* **INSTRUCTIONS FOR THE TASK**
Each entry below is to be extracted exactly.

___ RECORDS TO PROCESS

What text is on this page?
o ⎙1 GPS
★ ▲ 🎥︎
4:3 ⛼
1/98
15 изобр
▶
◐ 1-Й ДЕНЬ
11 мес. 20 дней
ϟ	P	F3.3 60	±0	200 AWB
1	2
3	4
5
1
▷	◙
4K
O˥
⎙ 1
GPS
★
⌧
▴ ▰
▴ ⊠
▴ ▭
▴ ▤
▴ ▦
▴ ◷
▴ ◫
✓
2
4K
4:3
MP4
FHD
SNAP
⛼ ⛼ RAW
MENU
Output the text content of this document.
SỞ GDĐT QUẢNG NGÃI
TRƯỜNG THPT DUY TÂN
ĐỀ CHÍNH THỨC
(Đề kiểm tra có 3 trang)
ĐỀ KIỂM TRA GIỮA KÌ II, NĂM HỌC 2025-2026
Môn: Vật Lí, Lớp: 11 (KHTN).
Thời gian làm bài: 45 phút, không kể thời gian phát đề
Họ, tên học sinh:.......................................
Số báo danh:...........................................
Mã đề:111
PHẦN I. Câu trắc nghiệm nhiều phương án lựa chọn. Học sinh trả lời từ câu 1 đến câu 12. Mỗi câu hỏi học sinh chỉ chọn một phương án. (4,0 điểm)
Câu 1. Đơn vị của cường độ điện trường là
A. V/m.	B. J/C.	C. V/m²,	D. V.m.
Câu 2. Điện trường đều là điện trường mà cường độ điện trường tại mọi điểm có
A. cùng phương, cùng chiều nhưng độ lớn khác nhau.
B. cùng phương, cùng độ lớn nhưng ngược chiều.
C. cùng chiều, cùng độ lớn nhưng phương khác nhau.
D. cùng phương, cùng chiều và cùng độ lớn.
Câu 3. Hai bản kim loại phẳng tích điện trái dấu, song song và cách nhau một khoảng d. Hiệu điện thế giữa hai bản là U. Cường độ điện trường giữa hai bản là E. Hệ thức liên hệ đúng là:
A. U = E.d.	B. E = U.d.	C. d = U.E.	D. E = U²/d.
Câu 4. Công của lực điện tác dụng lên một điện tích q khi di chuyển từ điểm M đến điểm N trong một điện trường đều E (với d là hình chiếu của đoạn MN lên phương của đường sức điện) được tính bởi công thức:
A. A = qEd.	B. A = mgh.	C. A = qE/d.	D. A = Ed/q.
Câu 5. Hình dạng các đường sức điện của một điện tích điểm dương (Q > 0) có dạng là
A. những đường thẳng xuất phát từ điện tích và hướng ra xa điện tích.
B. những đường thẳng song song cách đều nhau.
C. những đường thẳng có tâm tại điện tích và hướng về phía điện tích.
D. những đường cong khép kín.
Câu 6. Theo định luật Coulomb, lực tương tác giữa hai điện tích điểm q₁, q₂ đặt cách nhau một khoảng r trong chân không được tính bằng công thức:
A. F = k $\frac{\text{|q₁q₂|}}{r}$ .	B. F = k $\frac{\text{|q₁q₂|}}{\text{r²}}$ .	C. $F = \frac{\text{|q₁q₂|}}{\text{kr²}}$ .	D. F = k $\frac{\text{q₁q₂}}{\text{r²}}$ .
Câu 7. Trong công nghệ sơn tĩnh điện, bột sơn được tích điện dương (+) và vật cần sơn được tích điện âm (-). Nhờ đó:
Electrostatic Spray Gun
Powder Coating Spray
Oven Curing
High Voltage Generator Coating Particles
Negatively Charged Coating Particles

______

* **TASK RESULT**
What text is on this page?
o ⎙1 GPS
★ ▲ 🎥︎
4:3 ⛼
1/98
15 изобр
▶
◐ 1-Й ДЕНЬ
11 мес. 20 дней
ϟ	P	F3.3 60	±0	200 AWB
1	2
3	4
5
1
▷	◙
4K
O˥
⎙ 1
GPS
★
⌧
▴ ▰
▴ ⊠
▴ ▭
▴ ▤
▴ ▦
▴ ◷
▴ ◫
✓
2
4K
4:3
MP4
FHD
SNAP
⛼ ⛼ RAW
MENU
Output the text content of this document.
SỞ GDĐT QUẢNG NGÃI
TRƯỜNG THPT DUY TÂN
ĐỀ CHÍNH THỨC
(Đề kiểm tra có 3 trang)
ĐỀ KIỂM TRA GIỮA KÌ II, NĂM HỌC 2025-2026
Môn: Vật Lí, Lớp: 11 (KHTN).
Thời gian làm bài: 45 phút, không kể thời gian phát đề
Họ, tên học sinh:.......................................
Số báo danh:...........................................
Mã đề:111
PHẦN I. Câu trắc nghiệm nhiều phương án lựa chọn. Học sinh trả lời từ câu 1 đến câu 12. Mỗi câu hỏi học sinh chỉ chọn một phương án. (4,0 điểm)
Câu 1. Đơn vị của cường độ điện trường là
A. V/m.	B. J/C.	C. V/m²,	D. V.m.
Câu 2. Điện trường đều là điện trường mà cường độ điện trường tại mọi điểm có
A. cùng phương, cùng chiều nhưng độ lớn khác nhau.
B. cùng phương, cùng độ lớn nhưng ngược chiều.
C. cùng chiều, cùng độ lớn nhưng phương khác nhau.
D. cùng phương, cùng chiều và cùng độ lớn.
Câu 3. Hai bản kim loại phẳng tích điện trái dấu, song song và cách nhau một khoảng d. Hiệu điện thế giữa hai bản là U. Cường độ điện trường giữa hai bản là E. Hệ thức liên hệ đúng là:
A. U = E.d.	B. E = U.d.	C. d = U.E.	D. E = U²/d.
Câu 4. Công của lực điện tác dụng lên một điện tích q khi di chuyển từ điểm M đến điểm N trong một điện trường đều E (với d là hình chiếu của đoạn MN lên phương của đường sức điện) được tính bởi công thức:
A. A = qEd.	B. A = mgh.	C. A = qE/d.	D. A = Ed/q.
Câu 5. Hình dạng các đường sức điện của một điện tích điểm dương (Q > 0) có dạng là
A. những đường thẳng xuất phát từ điện tích và hướng ra xa điện tích.
B. những đường thẳng song song cách đều nhau.
C. những đường thẳng có tâm tại điện tích và hướng về phía điện tích.
D. những đường cong khép kín.
Câu 6. Theo định luật Coulomb, lực tương tác giữa hai điện tích điểm q₁, q₂ đặt cách nhau một khoảng r trong chân không được tính bằng công thức:
A. F = k $\frac{\text{|q₁q₂|}}{r}$ .	B. F = k $\frac{\text{|q₁q₂|}}{\text{r²}}$ .	C. $F = \frac{\text{|q₁q₂|}}{\text{kr²}}$ .	D. F = k $\frac{\text{q₁q₂}}{\text{r²}}$ .
Câu 7. Trong công nghệ sơn tĩnh điện, bột sơn được tích điện dương (+) và vật cần sơn được tích điện âm (-). Nhờ đó:
Electrostatic Spray Gun
Powder Coating Spray
Oven Curing
High Voltage Generator Coating Particles
Negatively Charged Coating Particles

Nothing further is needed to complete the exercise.